* **REQUIRED WORK**
Please output every line of the items below as a JSON list of strings, one string per line, skipping blank lines and leaving out the pictures.

╭─ GIVEN INFORMATION

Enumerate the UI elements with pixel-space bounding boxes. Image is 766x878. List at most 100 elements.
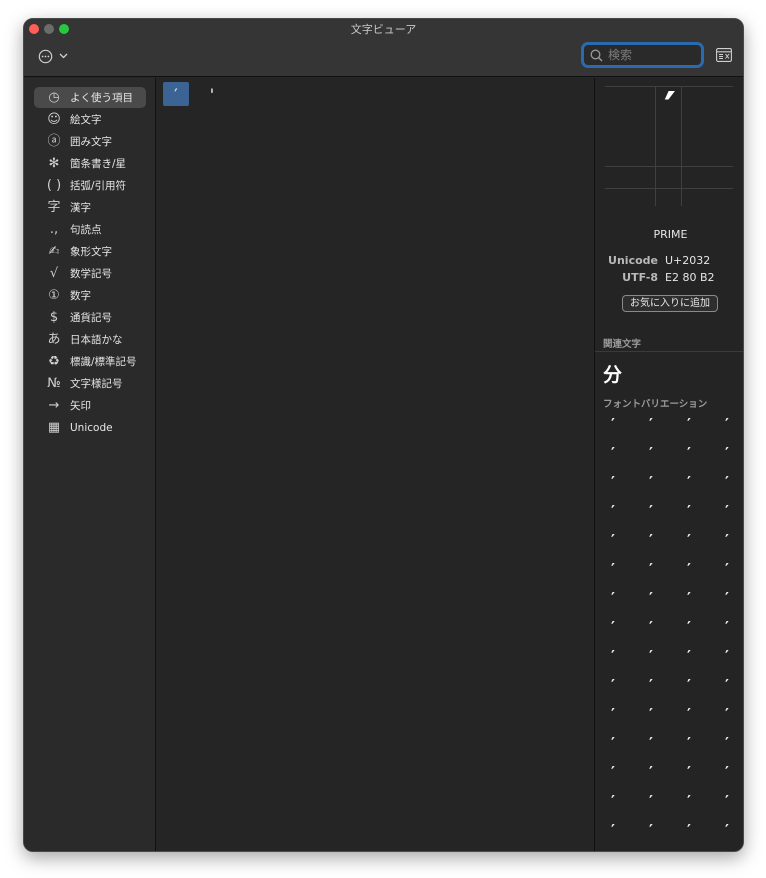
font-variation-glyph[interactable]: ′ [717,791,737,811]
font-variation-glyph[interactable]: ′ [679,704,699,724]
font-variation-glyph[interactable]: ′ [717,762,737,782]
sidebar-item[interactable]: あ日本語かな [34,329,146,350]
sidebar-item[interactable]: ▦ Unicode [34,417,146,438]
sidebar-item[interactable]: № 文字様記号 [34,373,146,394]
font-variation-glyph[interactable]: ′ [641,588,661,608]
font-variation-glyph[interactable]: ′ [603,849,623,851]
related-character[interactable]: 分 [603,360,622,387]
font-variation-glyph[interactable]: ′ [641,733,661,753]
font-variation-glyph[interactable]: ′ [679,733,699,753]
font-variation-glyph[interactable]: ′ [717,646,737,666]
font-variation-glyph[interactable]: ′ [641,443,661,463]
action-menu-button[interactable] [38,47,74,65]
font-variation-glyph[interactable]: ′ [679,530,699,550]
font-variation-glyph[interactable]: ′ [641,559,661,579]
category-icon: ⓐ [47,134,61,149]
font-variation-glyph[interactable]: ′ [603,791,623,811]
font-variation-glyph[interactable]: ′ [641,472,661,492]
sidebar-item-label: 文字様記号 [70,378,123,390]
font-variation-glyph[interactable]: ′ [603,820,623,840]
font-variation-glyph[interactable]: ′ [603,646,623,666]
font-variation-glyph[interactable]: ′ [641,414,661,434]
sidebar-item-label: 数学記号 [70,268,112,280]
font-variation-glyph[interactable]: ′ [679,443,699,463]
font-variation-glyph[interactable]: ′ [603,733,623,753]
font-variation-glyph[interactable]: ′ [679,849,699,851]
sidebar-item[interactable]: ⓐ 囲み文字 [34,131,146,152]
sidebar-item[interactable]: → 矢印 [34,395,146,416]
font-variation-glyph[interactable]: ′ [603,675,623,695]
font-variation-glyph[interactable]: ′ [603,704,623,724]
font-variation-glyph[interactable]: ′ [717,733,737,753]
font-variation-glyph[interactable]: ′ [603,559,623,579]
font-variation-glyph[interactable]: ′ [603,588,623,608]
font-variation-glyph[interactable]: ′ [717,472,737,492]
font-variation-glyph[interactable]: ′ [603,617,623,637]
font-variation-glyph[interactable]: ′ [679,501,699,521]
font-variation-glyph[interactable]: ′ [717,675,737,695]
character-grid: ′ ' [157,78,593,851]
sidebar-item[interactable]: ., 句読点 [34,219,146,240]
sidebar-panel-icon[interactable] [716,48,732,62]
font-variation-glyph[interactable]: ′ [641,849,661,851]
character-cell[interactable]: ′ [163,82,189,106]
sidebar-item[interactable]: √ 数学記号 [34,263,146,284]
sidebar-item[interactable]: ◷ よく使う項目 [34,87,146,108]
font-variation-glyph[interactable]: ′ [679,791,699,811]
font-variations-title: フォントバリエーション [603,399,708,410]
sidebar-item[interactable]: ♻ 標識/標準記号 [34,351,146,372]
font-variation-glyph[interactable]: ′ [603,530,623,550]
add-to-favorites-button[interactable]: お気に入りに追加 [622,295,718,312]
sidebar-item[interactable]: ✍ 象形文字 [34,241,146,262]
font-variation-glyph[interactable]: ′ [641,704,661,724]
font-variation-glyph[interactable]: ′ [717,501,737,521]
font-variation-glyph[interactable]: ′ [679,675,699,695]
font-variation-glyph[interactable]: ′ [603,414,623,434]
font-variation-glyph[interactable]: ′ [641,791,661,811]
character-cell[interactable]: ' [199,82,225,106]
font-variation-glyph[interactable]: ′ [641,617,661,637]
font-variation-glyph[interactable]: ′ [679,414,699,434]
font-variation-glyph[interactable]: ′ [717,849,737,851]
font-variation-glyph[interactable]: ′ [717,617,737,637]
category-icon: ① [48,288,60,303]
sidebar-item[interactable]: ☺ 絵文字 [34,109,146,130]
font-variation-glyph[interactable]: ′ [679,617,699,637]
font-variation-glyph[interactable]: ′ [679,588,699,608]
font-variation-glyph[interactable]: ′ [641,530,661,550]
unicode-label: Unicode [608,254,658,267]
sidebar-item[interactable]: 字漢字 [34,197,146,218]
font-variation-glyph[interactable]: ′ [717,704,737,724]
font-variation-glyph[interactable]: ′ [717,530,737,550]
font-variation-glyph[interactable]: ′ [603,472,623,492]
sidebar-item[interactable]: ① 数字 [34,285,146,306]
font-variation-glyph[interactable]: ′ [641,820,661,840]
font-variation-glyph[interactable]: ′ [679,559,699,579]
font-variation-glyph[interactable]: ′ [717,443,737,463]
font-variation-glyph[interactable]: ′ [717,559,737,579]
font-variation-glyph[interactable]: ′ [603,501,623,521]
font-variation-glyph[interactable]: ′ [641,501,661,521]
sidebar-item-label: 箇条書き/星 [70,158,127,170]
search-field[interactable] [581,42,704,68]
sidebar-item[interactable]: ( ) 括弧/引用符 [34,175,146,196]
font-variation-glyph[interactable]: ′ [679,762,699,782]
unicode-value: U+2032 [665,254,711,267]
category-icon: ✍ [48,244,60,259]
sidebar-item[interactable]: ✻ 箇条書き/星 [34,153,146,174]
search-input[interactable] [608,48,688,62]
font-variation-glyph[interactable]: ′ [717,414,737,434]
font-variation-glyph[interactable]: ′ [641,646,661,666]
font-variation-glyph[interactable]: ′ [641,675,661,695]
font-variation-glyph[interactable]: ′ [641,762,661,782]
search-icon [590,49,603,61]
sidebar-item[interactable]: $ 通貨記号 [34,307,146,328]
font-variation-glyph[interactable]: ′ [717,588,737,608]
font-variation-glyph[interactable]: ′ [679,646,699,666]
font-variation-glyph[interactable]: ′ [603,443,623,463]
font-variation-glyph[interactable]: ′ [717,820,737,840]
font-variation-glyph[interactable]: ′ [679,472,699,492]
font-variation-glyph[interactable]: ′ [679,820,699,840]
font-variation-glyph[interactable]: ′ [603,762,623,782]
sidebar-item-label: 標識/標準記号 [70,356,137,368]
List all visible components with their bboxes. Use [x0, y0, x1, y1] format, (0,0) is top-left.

╰─

* **EXERCISE OUTPUT**
[
  "Enumerate the UI elements with pixel-space bounding boxes. Image is 766x878. List at most 100 elements.",
  "font-variation-glyph[interactable]: ′ [717,791,737,811]",
  "font-variation-glyph[interactable]: ′ [679,704,699,724]",
  "font-variation-glyph[interactable]: ′ [717,762,737,782]",
  "sidebar-item[interactable]: あ日本語かな [34,329,146,350]",
  "sidebar-item[interactable]: ▦ Unicode [34,417,146,438]",
  "sidebar-item[interactable]: № 文字様記号 [34,373,146,394]",
  "font-variation-glyph[interactable]: ′ [641,588,661,608]",
  "font-variation-glyph[interactable]: ′ [603,849,623,851]",
  "related-character[interactable]: 分 [603,360,622,387]",
  "font-variation-glyph[interactable]: ′ [641,733,661,753]",
  "font-variation-glyph[interactable]: ′ [679,733,699,753]",
  "font-variation-glyph[interactable]: ′ [717,646,737,666]",
  "font-variation-glyph[interactable]: ′ [641,443,661,463]",
  "action-menu-button[interactable] [38,47,74,65]",
  "font-variation-glyph[interactable]: ′ [679,530,699,550]",
  "font-variation-glyph[interactable]: ′ [641,559,661,579]",
  "category-icon: ⓐ [47,134,61,149]",
  "font-variation-glyph[interactable]: ′ [603,791,623,811]",
  "font-variation-glyph[interactable]: ′ [641,472,661,492]",
  "sidebar-item-label: 文字様記号 [70,378,123,390]",
  "font-variation-glyph[interactable]: ′ [603,820,623,840]",
  "font-variation-glyph[interactable]: ′ [603,646,623,666]",
  "font-variation-glyph[interactable]: ′ [641,414,661,434]",
  "sidebar-item-label: 数学記号 [70,268,112,280]",
  "font-variation-glyph[interactable]: ′ [679,443,699,463]",
  "font-variation-glyph[interactable]: ′ [603,733,623,753]",
  "font-variation-glyph[interactable]: ′ [679,849,699,851]",
  "sidebar-item[interactable]: ⓐ 囲み文字 [34,131,146,152]",
  "sidebar-item[interactable]: → 矢印 [34,395,146,416]",
  "font-variation-glyph[interactable]: ′ [603,675,623,695]",
  "font-variation-glyph[interactable]: ′ [603,704,623,724]",
  "font-variation-glyph[interactable]: ′ [717,733,737,753]",
  "font-variation-glyph[interactable]: ′ [603,559,623,579]",
  "font-variation-glyph[interactable]: ′ [603,588,623,608]",
  "font-variation-glyph[interactable]: ′ [717,472,737,492]",
  "font-variation-glyph[interactable]: ′ [603,617,623,637]",
  "font-variation-glyph[interactable]: ′ [679,501,699,521]",
  "font-variation-glyph[interactable]: ′ [717,675,737,695]",
  "character-grid: ′ ' [157,78,593,851]",
  "sidebar-item[interactable]: ., 句読点 [34,219,146,240]",
  "sidebar-panel-icon[interactable] [716,48,732,62]",
  "font-variation-glyph[interactable]: ′ [641,849,661,851]",
  "character-cell[interactable]: ′ [163,82,189,106]",
  "sidebar-item[interactable]: √ 数学記号 [34,263,146,284]",
  "sidebar-item[interactable]: ◷ よく使う項目 [34,87,146,108]",
  "font-variation-glyph[interactable]: ′ [679,791,699,811]",
  "font-variations-title: フォントバリエーション [603,399,708,410]",
  "sidebar-item[interactable]: ♻ 標識/標準記号 [34,351,146,372]",
  "font-variation-glyph[interactable]: ′ [603,530,623,550]",
  "add-to-favorites-button[interactable]: お気に入りに追加 [622,295,718,312]",
  "sidebar-item[interactable]: ✍ 象形文字 [34,241,146,262]",
  "font-variation-glyph[interactable]: ′ [641,704,661,724]",
  "font-variation-glyph[interactable]: ′ [717,501,737,521]",
  "font-variation-glyph[interactable]: ′ [679,675,699,695]",
  "font-variation-glyph[interactable]: ′ [603,414,623,434]",
  "font-variation-glyph[interactable]: ′ [641,791,661,811]",
  "character-cell[interactable]: ' [199,82,225,106]",
  "font-variation-glyph[interactable]: ′ [641,617,661,637]",
  "font-variation-glyph[interactable]: ′ [679,414,699,434]",
  "font-variation-glyph[interactable]: ′ [717,849,737,851]",
  "font-variation-glyph[interactable]: ′ [717,617,737,637]",
  "category-icon: ① [48,288,60,303]",
  "sidebar-item[interactable]: ☺ 絵文字 [34,109,146,130]",
  "font-variation-glyph[interactable]: ′ [679,617,699,637]",
  "font-variation-glyph[interactable]: ′ [679,588,699,608]",
  "font-variation-glyph[interactable]: ′ [641,530,661,550]",
  "unicode-label: Unicode [608,254,658,267]",
  "sidebar-item[interactable]: 字漢字 [34,197,146,218]",
  "font-variation-glyph[interactable]: ′ [717,704,737,724]",
  "font-variation-glyph[interactable]: ′ [717,530,737,550]",
  "font-variation-glyph[interactable]: ′ [603,472,623,492]",
  "sidebar-item[interactable]: ① 数字 [34,285,146,306]",
  "font-variation-glyph[interactable]: ′ [641,820,661,840]",
  "font-variation-glyph[interactable]: ′ [679,559,699,579]",
  "font-variation-glyph[interactable]: ′ [717,443,737,463]",
  "font-variation-glyph[interactable]: ′ [717,559,737,579]",
  "font-variation-glyph[interactable]: ′ [603,501,623,521]",
  "font-variation-glyph[interactable]: ′ [641,501,661,521]",
  "sidebar-item-label: 箇条書き/星 [70,158,127,170]",
  "search-field[interactable] [581,42,704,68]",
  "sidebar-item[interactable]: ( ) 括弧/引用符 [34,175,146,196]",
  "font-variation-glyph[interactable]: ′ [679,762,699,782]",
  "unicode-value: U+2032 [665,254,711,267]",
  "category-icon: ✍ [48,244,60,259]",
  "sidebar-item[interactable]: ✻ 箇条書き/星 [34,153,146,174]",
  "search-input[interactable] [608,48,688,62]",
  "font-variation-glyph[interactable]: ′ [717,414,737,434]",
  "font-variation-glyph[interactable]: ′ [641,646,661,666]",
  "font-variation-glyph[interactable]: ′ [641,675,661,695]",
  "font-variation-glyph[interactable]: ′ [641,762,661,782]",
  "search-icon [590,49,603,61]",
  "sidebar-item[interactable]: $ 通貨記号 [34,307,146,328]",
  "font-variation-glyph[interactable]: ′ [717,588,737,608]",
  "font-variation-glyph[interactable]: ′ [679,646,699,666]",
  "font-variation-glyph[interactable]: ′ [603,443,623,463]",
  "font-variation-glyph[interactable]: ′ [717,820,737,840]",
  "font-variation-glyph[interactable]: ′ [679,472,699,492]",
  "font-variation-glyph[interactable]: ′ [679,820,699,840]",
  "font-variation-glyph[interactable]: ′ [603,762,623,782]",
  "sidebar-item-label: 標識/標準記号 [70,356,137,368]",
  "List all visible components with their bboxes. Use [x0, y0, x1, y1] format, (0,0) is top-left."
]